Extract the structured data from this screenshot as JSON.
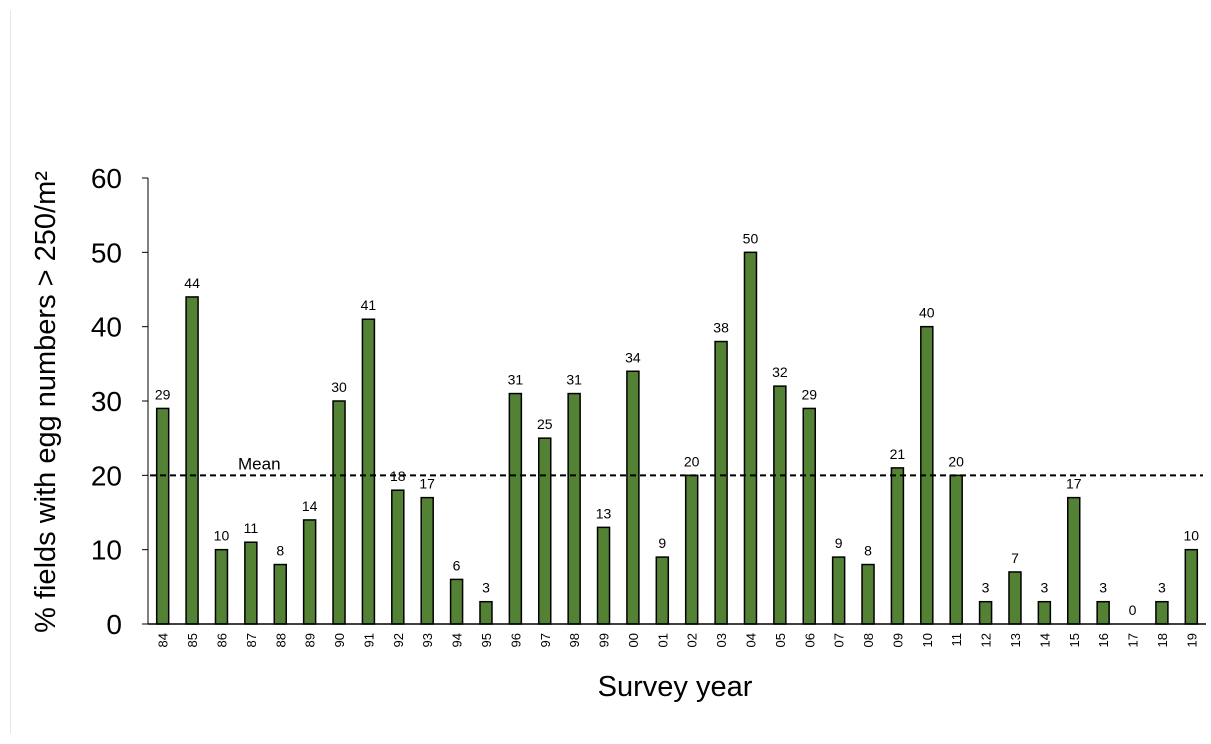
{
  "chart_data": {
    "type": "bar",
    "xlabel": "Survey year",
    "ylabel": "% fields with egg numbers > 250/m²",
    "ylim": [
      0,
      60
    ],
    "yticks": [
      0,
      10,
      20,
      30,
      40,
      50,
      60
    ],
    "grid": false,
    "bar_color": "#548235",
    "bar_edge_color": "#000000",
    "categories": [
      "84",
      "85",
      "86",
      "87",
      "88",
      "89",
      "90",
      "91",
      "92",
      "93",
      "94",
      "95",
      "96",
      "97",
      "98",
      "99",
      "00",
      "01",
      "02",
      "03",
      "04",
      "05",
      "06",
      "07",
      "08",
      "09",
      "10",
      "11",
      "12",
      "13",
      "14",
      "15",
      "16",
      "17",
      "18",
      "19"
    ],
    "values": [
      29,
      44,
      10,
      11,
      8,
      14,
      30,
      41,
      18,
      17,
      6,
      3,
      31,
      25,
      31,
      13,
      34,
      9,
      20,
      38,
      50,
      32,
      29,
      9,
      8,
      21,
      40,
      20,
      3,
      7,
      3,
      17,
      3,
      0,
      3,
      10
    ],
    "reference_line": {
      "label": "Mean",
      "value": 20,
      "style": "dashed"
    }
  }
}
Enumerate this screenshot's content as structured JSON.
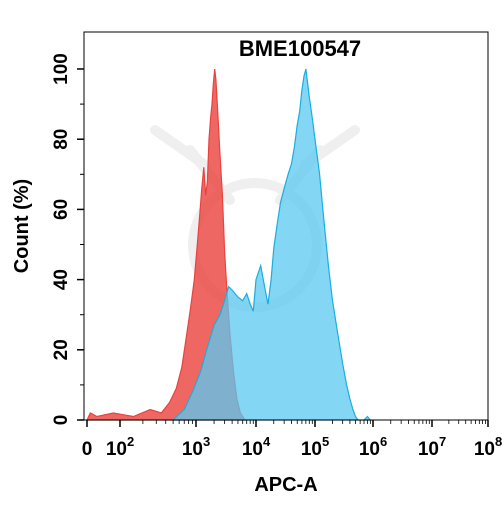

Short problem
Every line above should be returned exactly; the pictures stay out.

Written response
Extract the structured data from this screenshot as JSON.
{
  "chart_data": {
    "type": "bar",
    "xlabel": "Survey year",
    "ylabel": "% fields with egg numbers > 250/m²",
    "ylim": [
      0,
      60
    ],
    "yticks": [
      0,
      10,
      20,
      30,
      40,
      50,
      60
    ],
    "grid": false,
    "bar_color": "#548235",
    "bar_edge_color": "#000000",
    "categories": [
      "84",
      "85",
      "86",
      "87",
      "88",
      "89",
      "90",
      "91",
      "92",
      "93",
      "94",
      "95",
      "96",
      "97",
      "98",
      "99",
      "00",
      "01",
      "02",
      "03",
      "04",
      "05",
      "06",
      "07",
      "08",
      "09",
      "10",
      "11",
      "12",
      "13",
      "14",
      "15",
      "16",
      "17",
      "18",
      "19"
    ],
    "values": [
      29,
      44,
      10,
      11,
      8,
      14,
      30,
      41,
      18,
      17,
      6,
      3,
      31,
      25,
      31,
      13,
      34,
      9,
      20,
      38,
      50,
      32,
      29,
      9,
      8,
      21,
      40,
      20,
      3,
      7,
      3,
      17,
      3,
      0,
      3,
      10
    ],
    "reference_line": {
      "label": "Mean",
      "value": 20,
      "style": "dashed"
    }
  }
}
Enumerate this screenshot's content as structured JSON.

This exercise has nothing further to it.